> **Brief**
All the data should come back exactly as it was given.

> **Supplied data**
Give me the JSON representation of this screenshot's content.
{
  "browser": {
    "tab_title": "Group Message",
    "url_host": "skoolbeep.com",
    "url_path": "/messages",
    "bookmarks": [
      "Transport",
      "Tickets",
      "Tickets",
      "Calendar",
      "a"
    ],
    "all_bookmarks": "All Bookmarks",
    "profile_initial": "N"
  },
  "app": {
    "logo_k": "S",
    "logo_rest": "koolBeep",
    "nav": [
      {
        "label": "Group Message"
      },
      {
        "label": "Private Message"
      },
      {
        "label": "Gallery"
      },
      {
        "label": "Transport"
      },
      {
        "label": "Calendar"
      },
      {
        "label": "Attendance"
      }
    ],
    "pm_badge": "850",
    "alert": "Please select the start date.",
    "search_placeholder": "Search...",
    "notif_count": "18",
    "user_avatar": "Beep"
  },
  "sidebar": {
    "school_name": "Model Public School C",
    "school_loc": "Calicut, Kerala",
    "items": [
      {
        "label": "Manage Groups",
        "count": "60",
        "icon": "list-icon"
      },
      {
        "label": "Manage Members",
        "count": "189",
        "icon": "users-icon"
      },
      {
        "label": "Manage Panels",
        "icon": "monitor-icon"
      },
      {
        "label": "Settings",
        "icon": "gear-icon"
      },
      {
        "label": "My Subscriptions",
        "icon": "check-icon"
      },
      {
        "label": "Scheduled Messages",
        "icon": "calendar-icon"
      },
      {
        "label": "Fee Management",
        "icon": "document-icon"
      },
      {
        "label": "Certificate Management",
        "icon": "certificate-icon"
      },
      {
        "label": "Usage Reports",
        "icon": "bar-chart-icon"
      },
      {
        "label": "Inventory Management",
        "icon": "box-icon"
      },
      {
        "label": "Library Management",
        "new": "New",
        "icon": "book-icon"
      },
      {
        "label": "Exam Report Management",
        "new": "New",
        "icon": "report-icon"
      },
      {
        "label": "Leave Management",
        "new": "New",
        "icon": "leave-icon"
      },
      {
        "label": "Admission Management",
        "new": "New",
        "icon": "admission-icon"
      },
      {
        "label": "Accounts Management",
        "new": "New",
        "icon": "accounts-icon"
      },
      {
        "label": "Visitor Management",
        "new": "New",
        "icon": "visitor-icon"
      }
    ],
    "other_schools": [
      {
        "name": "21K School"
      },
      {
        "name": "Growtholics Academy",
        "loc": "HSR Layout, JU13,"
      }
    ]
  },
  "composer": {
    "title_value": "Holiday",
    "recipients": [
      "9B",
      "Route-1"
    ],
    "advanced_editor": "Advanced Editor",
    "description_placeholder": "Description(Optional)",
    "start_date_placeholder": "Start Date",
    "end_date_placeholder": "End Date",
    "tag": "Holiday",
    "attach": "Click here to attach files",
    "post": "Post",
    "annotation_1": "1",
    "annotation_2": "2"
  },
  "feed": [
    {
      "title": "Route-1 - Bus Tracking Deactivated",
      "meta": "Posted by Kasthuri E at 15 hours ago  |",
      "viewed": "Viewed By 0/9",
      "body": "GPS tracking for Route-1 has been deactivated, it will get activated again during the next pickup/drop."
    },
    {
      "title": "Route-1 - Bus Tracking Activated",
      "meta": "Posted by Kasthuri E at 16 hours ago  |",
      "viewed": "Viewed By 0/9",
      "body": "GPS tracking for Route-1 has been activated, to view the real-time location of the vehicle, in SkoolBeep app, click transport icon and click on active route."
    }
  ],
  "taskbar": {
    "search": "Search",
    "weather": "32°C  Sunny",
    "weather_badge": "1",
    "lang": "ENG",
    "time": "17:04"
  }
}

> **Result**
Give me the JSON representation of this screenshot's content.
{
  "browser": {
    "tab_title": "Group Message",
    "url_host": "skoolbeep.com",
    "url_path": "/messages",
    "bookmarks": [
      "Transport",
      "Tickets",
      "Tickets",
      "Calendar",
      "a"
    ],
    "all_bookmarks": "All Bookmarks",
    "profile_initial": "N"
  },
  "app": {
    "logo_k": "S",
    "logo_rest": "koolBeep",
    "nav": [
      {
        "label": "Group Message"
      },
      {
        "label": "Private Message"
      },
      {
        "label": "Gallery"
      },
      {
        "label": "Transport"
      },
      {
        "label": "Calendar"
      },
      {
        "label": "Attendance"
      }
    ],
    "pm_badge": "850",
    "alert": "Please select the start date.",
    "search_placeholder": "Search...",
    "notif_count": "18",
    "user_avatar": "Beep"
  },
  "sidebar": {
    "school_name": "Model Public School C",
    "school_loc": "Calicut, Kerala",
    "items": [
      {
        "label": "Manage Groups",
        "count": "60",
        "icon": "list-icon"
      },
      {
        "label": "Manage Members",
        "count": "189",
        "icon": "users-icon"
      },
      {
        "label": "Manage Panels",
        "icon": "monitor-icon"
      },
      {
        "label": "Settings",
        "icon": "gear-icon"
      },
      {
        "label": "My Subscriptions",
        "icon": "check-icon"
      },
      {
        "label": "Scheduled Messages",
        "icon": "calendar-icon"
      },
      {
        "label": "Fee Management",
        "icon": "document-icon"
      },
      {
        "label": "Certificate Management",
        "icon": "certificate-icon"
      },
      {
        "label": "Usage Reports",
        "icon": "bar-chart-icon"
      },
      {
        "label": "Inventory Management",
        "icon": "box-icon"
      },
      {
        "label": "Library Management",
        "new": "New",
        "icon": "book-icon"
      },
      {
        "label": "Exam Report Management",
        "new": "New",
        "icon": "report-icon"
      },
      {
        "label": "Leave Management",
        "new": "New",
        "icon": "leave-icon"
      },
      {
        "label": "Admission Management",
        "new": "New",
        "icon": "admission-icon"
      },
      {
        "label": "Accounts Management",
        "new": "New",
        "icon": "accounts-icon"
      },
      {
        "label": "Visitor Management",
        "new": "New",
        "icon": "visitor-icon"
      }
    ],
    "other_schools": [
      {
        "name": "21K School"
      },
      {
        "name": "Growtholics Academy",
        "loc": "HSR Layout, JU13,"
      }
    ]
  },
  "composer": {
    "title_value": "Holiday",
    "recipients": [
      "9B",
      "Route-1"
    ],
    "advanced_editor": "Advanced Editor",
    "description_placeholder": "Description(Optional)",
    "start_date_placeholder": "Start Date",
    "end_date_placeholder": "End Date",
    "tag": "Holiday",
    "attach": "Click here to attach files",
    "post": "Post",
    "annotation_1": "1",
    "annotation_2": "2"
  },
  "feed": [
    {
      "title": "Route-1 - Bus Tracking Deactivated",
      "meta": "Posted by Kasthuri E at 15 hours ago  |",
      "viewed": "Viewed By 0/9",
      "body": "GPS tracking for Route-1 has been deactivated, it will get activated again during the next pickup/drop."
    },
    {
      "title": "Route-1 - Bus Tracking Activated",
      "meta": "Posted by Kasthuri E at 16 hours ago  |",
      "viewed": "Viewed By 0/9",
      "body": "GPS tracking for Route-1 has been activated, to view the real-time location of the vehicle, in SkoolBeep app, click transport icon and click on active route."
    }
  ],
  "taskbar": {
    "search": "Search",
    "weather": "32°C  Sunny",
    "weather_badge": "1",
    "lang": "ENG",
    "time": "17:04"
  }
}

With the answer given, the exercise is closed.